• _WHAT IS EXPECTED_: Identify the lines that include the word "المائي", then copy all of them.

----- INFORMATION GIVEN -----

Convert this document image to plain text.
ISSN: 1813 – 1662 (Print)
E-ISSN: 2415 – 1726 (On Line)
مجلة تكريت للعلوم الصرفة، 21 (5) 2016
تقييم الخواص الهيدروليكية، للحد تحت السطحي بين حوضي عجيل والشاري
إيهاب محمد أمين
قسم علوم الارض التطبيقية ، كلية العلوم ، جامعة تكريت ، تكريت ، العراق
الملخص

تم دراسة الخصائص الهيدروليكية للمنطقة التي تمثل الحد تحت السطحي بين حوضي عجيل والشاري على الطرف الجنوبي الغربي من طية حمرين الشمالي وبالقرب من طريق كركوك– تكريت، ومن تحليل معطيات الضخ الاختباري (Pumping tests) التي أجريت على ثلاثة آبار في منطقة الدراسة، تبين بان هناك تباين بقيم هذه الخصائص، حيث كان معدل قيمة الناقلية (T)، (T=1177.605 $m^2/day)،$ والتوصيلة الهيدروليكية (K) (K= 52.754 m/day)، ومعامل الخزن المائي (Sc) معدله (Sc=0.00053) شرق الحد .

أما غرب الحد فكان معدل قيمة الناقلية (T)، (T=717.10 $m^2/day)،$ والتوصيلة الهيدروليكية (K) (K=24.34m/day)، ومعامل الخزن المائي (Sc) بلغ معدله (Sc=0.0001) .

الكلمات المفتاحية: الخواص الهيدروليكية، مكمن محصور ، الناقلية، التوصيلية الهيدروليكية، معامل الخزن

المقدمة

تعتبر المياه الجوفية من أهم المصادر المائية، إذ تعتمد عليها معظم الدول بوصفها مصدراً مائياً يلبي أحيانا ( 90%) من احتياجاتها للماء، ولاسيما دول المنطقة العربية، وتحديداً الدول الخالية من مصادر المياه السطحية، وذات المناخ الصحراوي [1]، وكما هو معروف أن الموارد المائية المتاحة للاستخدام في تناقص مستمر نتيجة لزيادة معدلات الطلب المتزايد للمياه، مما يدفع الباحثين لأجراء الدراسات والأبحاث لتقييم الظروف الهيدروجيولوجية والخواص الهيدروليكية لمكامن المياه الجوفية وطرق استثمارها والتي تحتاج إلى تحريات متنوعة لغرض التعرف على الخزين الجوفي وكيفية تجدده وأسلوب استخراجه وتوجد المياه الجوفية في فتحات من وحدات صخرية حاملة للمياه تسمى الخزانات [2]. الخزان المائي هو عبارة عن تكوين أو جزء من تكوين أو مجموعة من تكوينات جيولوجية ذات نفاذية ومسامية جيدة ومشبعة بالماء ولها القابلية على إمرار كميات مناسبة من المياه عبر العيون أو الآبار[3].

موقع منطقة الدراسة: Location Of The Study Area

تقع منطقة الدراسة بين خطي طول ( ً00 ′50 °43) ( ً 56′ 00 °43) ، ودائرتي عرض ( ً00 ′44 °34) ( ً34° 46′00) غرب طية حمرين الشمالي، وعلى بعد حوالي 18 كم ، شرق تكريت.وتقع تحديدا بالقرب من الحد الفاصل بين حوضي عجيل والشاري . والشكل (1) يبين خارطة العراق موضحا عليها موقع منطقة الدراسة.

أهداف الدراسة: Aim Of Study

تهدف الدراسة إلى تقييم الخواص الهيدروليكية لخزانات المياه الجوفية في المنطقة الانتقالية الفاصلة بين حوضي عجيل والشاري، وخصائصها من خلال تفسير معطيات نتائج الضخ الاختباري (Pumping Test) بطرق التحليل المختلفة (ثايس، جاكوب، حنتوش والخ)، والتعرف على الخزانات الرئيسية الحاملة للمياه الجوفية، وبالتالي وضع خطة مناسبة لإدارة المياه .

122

-----

• _SOLUTION FOR THIS EXERCISE_:
تم دراسة الخصائص الهيدروليكية للمنطقة التي تمثل الحد تحت السطحي بين حوضي عجيل والشاري على الطرف الجنوبي الغربي من طية حمرين الشمالي وبالقرب من طريق كركوك– تكريت، ومن تحليل معطيات الضخ الاختباري (Pumping tests) التي أجريت على ثلاثة آبار في منطقة الدراسة، تبين بان هناك تباين بقيم هذه الخصائص، حيث كان معدل قيمة الناقلية (T)، (T=1177.605 $m^2/day)،$ والتوصيلة الهيدروليكية (K) (K= 52.754 m/day)، ومعامل الخزن المائي (Sc) معدله (Sc=0.00053) شرق الحد .
أما غرب الحد فكان معدل قيمة الناقلية (T)، (T=717.10 $m^2/day)،$ والتوصيلة الهيدروليكية (K) (K=24.34m/day)، ومعامل الخزن المائي (Sc) بلغ معدله (Sc=0.0001) .
تعتبر المياه الجوفية من أهم المصادر المائية، إذ تعتمد عليها معظم الدول بوصفها مصدراً مائياً يلبي أحيانا ( 90%) من احتياجاتها للماء، ولاسيما دول المنطقة العربية، وتحديداً الدول الخالية من مصادر المياه السطحية، وذات المناخ الصحراوي [1]، وكما هو معروف أن الموارد المائية المتاحة للاستخدام في تناقص مستمر نتيجة لزيادة معدلات الطلب المتزايد للمياه، مما يدفع الباحثين لأجراء الدراسات والأبحاث لتقييم الظروف الهيدروجيولوجية والخواص الهيدروليكية لمكامن المياه الجوفية وطرق استثمارها والتي تحتاج إلى تحريات متنوعة لغرض التعرف على الخزين الجوفي وكيفية تجدده وأسلوب استخراجه وتوجد المياه الجوفية في فتحات من وحدات صخرية حاملة للمياه تسمى الخزانات [2]. الخزان المائي هو عبارة عن تكوين أو جزء من تكوين أو مجموعة من تكوينات جيولوجية ذات نفاذية ومسامية جيدة ومشبعة بالماء ولها القابلية على إمرار كميات مناسبة من المياه عبر العيون أو الآبار[3].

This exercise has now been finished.